→ **Work required**:
Below is a listing; copy all of it exactly.

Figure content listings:

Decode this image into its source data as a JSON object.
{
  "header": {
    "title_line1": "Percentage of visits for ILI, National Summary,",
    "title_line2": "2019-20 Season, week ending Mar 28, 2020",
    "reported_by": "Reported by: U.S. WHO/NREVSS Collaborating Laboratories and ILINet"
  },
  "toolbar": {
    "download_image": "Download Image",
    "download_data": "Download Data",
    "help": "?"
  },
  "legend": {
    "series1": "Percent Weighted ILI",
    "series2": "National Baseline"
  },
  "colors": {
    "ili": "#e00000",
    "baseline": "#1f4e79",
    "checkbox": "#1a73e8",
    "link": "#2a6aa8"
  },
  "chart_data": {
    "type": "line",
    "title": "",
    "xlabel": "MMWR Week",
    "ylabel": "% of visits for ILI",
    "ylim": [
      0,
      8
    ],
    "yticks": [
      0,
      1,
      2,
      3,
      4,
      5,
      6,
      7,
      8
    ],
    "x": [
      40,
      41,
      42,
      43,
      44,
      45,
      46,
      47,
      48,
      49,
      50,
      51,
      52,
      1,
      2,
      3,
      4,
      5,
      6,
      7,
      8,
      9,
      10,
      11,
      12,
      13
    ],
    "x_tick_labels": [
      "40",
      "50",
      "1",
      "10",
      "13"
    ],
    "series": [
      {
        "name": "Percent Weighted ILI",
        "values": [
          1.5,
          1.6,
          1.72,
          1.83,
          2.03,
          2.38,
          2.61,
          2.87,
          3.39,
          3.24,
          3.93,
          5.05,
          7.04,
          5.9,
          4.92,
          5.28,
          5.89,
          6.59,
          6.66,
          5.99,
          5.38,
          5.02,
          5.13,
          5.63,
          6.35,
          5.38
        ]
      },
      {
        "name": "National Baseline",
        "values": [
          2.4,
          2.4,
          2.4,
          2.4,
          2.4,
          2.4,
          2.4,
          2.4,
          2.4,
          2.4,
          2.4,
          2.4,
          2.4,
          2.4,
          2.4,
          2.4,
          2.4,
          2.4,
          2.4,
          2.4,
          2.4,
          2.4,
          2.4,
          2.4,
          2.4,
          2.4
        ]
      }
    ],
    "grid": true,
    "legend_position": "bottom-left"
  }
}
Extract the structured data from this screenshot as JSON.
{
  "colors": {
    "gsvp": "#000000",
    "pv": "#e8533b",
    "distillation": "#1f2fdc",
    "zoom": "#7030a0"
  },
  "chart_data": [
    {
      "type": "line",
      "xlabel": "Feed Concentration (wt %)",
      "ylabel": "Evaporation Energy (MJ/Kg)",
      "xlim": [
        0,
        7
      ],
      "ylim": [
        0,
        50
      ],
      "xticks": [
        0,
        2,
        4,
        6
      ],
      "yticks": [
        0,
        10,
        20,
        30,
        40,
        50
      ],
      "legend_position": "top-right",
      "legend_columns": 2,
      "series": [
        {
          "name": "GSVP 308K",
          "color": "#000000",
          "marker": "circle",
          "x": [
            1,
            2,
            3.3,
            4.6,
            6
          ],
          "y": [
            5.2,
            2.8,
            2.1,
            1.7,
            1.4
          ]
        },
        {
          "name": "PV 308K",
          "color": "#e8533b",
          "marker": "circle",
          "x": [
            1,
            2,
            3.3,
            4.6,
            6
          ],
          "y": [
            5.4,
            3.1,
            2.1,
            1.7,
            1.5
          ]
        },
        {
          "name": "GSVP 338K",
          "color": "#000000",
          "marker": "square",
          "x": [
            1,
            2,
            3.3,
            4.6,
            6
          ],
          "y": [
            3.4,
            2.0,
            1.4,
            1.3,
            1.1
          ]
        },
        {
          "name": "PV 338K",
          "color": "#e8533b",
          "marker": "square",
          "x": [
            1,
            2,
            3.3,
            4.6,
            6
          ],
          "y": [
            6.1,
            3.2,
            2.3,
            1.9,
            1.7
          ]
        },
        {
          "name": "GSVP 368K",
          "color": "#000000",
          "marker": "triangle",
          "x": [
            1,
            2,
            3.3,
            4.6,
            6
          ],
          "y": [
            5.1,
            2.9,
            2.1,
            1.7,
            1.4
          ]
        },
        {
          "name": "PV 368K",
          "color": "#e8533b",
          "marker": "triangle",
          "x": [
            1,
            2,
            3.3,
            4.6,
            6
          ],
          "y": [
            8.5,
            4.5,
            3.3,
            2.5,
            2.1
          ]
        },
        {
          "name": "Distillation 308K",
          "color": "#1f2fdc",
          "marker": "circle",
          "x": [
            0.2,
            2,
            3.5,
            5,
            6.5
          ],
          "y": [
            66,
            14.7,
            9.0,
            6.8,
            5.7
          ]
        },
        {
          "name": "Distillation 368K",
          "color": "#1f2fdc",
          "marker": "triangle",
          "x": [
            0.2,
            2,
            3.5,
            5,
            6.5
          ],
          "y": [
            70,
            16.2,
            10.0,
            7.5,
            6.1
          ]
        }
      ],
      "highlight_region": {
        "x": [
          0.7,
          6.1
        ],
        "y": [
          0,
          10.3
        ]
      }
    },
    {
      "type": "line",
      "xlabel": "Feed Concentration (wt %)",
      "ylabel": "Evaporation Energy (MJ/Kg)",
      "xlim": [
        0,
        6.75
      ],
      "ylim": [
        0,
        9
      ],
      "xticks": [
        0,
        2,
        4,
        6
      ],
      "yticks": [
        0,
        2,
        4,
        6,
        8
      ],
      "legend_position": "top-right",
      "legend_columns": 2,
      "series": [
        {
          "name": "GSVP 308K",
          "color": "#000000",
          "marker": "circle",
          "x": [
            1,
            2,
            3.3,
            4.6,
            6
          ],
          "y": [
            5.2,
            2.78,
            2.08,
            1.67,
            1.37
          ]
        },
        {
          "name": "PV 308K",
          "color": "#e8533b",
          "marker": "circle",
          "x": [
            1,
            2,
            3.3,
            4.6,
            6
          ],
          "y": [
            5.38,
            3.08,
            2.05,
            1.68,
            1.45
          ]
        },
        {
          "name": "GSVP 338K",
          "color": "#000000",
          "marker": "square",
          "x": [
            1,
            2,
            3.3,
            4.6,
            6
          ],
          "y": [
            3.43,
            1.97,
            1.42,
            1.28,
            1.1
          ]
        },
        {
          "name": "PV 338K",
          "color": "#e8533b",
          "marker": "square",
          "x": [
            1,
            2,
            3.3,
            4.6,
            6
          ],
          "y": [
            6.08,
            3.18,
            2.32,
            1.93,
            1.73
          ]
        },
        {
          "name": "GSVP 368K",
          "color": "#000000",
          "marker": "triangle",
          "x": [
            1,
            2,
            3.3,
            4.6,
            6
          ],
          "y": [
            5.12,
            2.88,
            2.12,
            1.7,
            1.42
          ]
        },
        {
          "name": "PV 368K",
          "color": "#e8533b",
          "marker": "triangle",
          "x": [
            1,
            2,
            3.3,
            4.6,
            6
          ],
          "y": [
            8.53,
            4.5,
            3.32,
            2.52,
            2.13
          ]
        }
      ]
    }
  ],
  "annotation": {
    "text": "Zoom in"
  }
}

→ **Solution**:
Decode this image into its source data as a JSON object.
{
  "header": {
    "title_line1": "Percentage of visits for ILI, National Summary,",
    "title_line2": "2019-20 Season, week ending Mar 28, 2020",
    "reported_by": "Reported by: U.S. WHO/NREVSS Collaborating Laboratories and ILINet"
  },
  "toolbar": {
    "download_image": "Download Image",
    "download_data": "Download Data",
    "help": "?"
  },
  "legend": {
    "series1": "Percent Weighted ILI",
    "series2": "National Baseline"
  },
  "colors": {
    "ili": "#e00000",
    "baseline": "#1f4e79",
    "checkbox": "#1a73e8",
    "link": "#2a6aa8"
  },
  "chart_data": {
    "type": "line",
    "title": "",
    "xlabel": "MMWR Week",
    "ylabel": "% of visits for ILI",
    "ylim": [
      0,
      8
    ],
    "yticks": [
      0,
      1,
      2,
      3,
      4,
      5,
      6,
      7,
      8
    ],
    "x": [
      40,
      41,
      42,
      43,
      44,
      45,
      46,
      47,
      48,
      49,
      50,
      51,
      52,
      1,
      2,
      3,
      4,
      5,
      6,
      7,
      8,
      9,
      10,
      11,
      12,
      13
    ],
    "x_tick_labels": [
      "40",
      "50",
      "1",
      "10",
      "13"
    ],
    "series": [
      {
        "name": "Percent Weighted ILI",
        "values": [
          1.5,
          1.6,
          1.72,
          1.83,
          2.03,
          2.38,
          2.61,
          2.87,
          3.39,
          3.24,
          3.93,
          5.05,
          7.04,
          5.9,
          4.92,
          5.28,
          5.89,
          6.59,
          6.66,
          5.99,
          5.38,
          5.02,
          5.13,
          5.63,
          6.35,
          5.38
        ]
      },
      {
        "name": "National Baseline",
        "values": [
          2.4,
          2.4,
          2.4,
          2.4,
          2.4,
          2.4,
          2.4,
          2.4,
          2.4,
          2.4,
          2.4,
          2.4,
          2.4,
          2.4,
          2.4,
          2.4,
          2.4,
          2.4,
          2.4,
          2.4,
          2.4,
          2.4,
          2.4,
          2.4,
          2.4,
          2.4
        ]
      }
    ],
    "grid": true,
    "legend_position": "bottom-left"
  }
}
Extract the structured data from this screenshot as JSON.
{
  "colors": {
    "gsvp": "#000000",
    "pv": "#e8533b",
    "distillation": "#1f2fdc",
    "zoom": "#7030a0"
  },
  "chart_data": [
    {
      "type": "line",
      "xlabel": "Feed Concentration (wt %)",
      "ylabel": "Evaporation Energy (MJ/Kg)",
      "xlim": [
        0,
        7
      ],
      "ylim": [
        0,
        50
      ],
      "xticks": [
        0,
        2,
        4,
        6
      ],
      "yticks": [
        0,
        10,
        20,
        30,
        40,
        50
      ],
      "legend_position": "top-right",
      "legend_columns": 2,
      "series": [
        {
          "name": "GSVP 308K",
          "color": "#000000",
          "marker": "circle",
          "x": [
            1,
            2,
            3.3,
            4.6,
            6
          ],
          "y": [
            5.2,
            2.8,
            2.1,
            1.7,
            1.4
          ]
        },
        {
          "name": "PV 308K",
          "color": "#e8533b",
          "marker": "circle",
          "x": [
            1,
            2,
            3.3,
            4.6,
            6
          ],
          "y": [
            5.4,
            3.1,
            2.1,
            1.7,
            1.5
          ]
        },
        {
          "name": "GSVP 338K",
          "color": "#000000",
          "marker": "square",
          "x": [
            1,
            2,
            3.3,
            4.6,
            6
          ],
          "y": [
            3.4,
            2.0,
            1.4,
            1.3,
            1.1
          ]
        },
        {
          "name": "PV 338K",
          "color": "#e8533b",
          "marker": "square",
          "x": [
            1,
            2,
            3.3,
            4.6,
            6
          ],
          "y": [
            6.1,
            3.2,
            2.3,
            1.9,
            1.7
          ]
        },
        {
          "name": "GSVP 368K",
          "color": "#000000",
          "marker": "triangle",
          "x": [
            1,
            2,
            3.3,
            4.6,
            6
          ],
          "y": [
            5.1,
            2.9,
            2.1,
            1.7,
            1.4
          ]
        },
        {
          "name": "PV 368K",
          "color": "#e8533b",
          "marker": "triangle",
          "x": [
            1,
            2,
            3.3,
            4.6,
            6
          ],
          "y": [
            8.5,
            4.5,
            3.3,
            2.5,
            2.1
          ]
        },
        {
          "name": "Distillation 308K",
          "color": "#1f2fdc",
          "marker": "circle",
          "x": [
            0.2,
            2,
            3.5,
            5,
            6.5
          ],
          "y": [
            66,
            14.7,
            9.0,
            6.8,
            5.7
          ]
        },
        {
          "name": "Distillation 368K",
          "color": "#1f2fdc",
          "marker": "triangle",
          "x": [
            0.2,
            2,
            3.5,
            5,
            6.5
          ],
          "y": [
            70,
            16.2,
            10.0,
            7.5,
            6.1
          ]
        }
      ],
      "highlight_region": {
        "x": [
          0.7,
          6.1
        ],
        "y": [
          0,
          10.3
        ]
      }
    },
    {
      "type": "line",
      "xlabel": "Feed Concentration (wt %)",
      "ylabel": "Evaporation Energy (MJ/Kg)",
      "xlim": [
        0,
        6.75
      ],
      "ylim": [
        0,
        9
      ],
      "xticks": [
        0,
        2,
        4,
        6
      ],
      "yticks": [
        0,
        2,
        4,
        6,
        8
      ],
      "legend_position": "top-right",
      "legend_columns": 2,
      "series": [
        {
          "name": "GSVP 308K",
          "color": "#000000",
          "marker": "circle",
          "x": [
            1,
            2,
            3.3,
            4.6,
            6
          ],
          "y": [
            5.2,
            2.78,
            2.08,
            1.67,
            1.37
          ]
        },
        {
          "name": "PV 308K",
          "color": "#e8533b",
          "marker": "circle",
          "x": [
            1,
            2,
            3.3,
            4.6,
            6
          ],
          "y": [
            5.38,
            3.08,
            2.05,
            1.68,
            1.45
          ]
        },
        {
          "name": "GSVP 338K",
          "color": "#000000",
          "marker": "square",
          "x": [
            1,
            2,
            3.3,
            4.6,
            6
          ],
          "y": [
            3.43,
            1.97,
            1.42,
            1.28,
            1.1
          ]
        },
        {
          "name": "PV 338K",
          "color": "#e8533b",
          "marker": "square",
          "x": [
            1,
            2,
            3.3,
            4.6,
            6
          ],
          "y": [
            6.08,
            3.18,
            2.32,
            1.93,
            1.73
          ]
        },
        {
          "name": "GSVP 368K",
          "color": "#000000",
          "marker": "triangle",
          "x": [
            1,
            2,
            3.3,
            4.6,
            6
          ],
          "y": [
            5.12,
            2.88,
            2.12,
            1.7,
            1.42
          ]
        },
        {
          "name": "PV 368K",
          "color": "#e8533b",
          "marker": "triangle",
          "x": [
            1,
            2,
            3.3,
            4.6,
            6
          ],
          "y": [
            8.53,
            4.5,
            3.32,
            2.52,
            2.13
          ]
        }
      ]
    }
  ],
  "annotation": {
    "text": "Zoom in"
  }
}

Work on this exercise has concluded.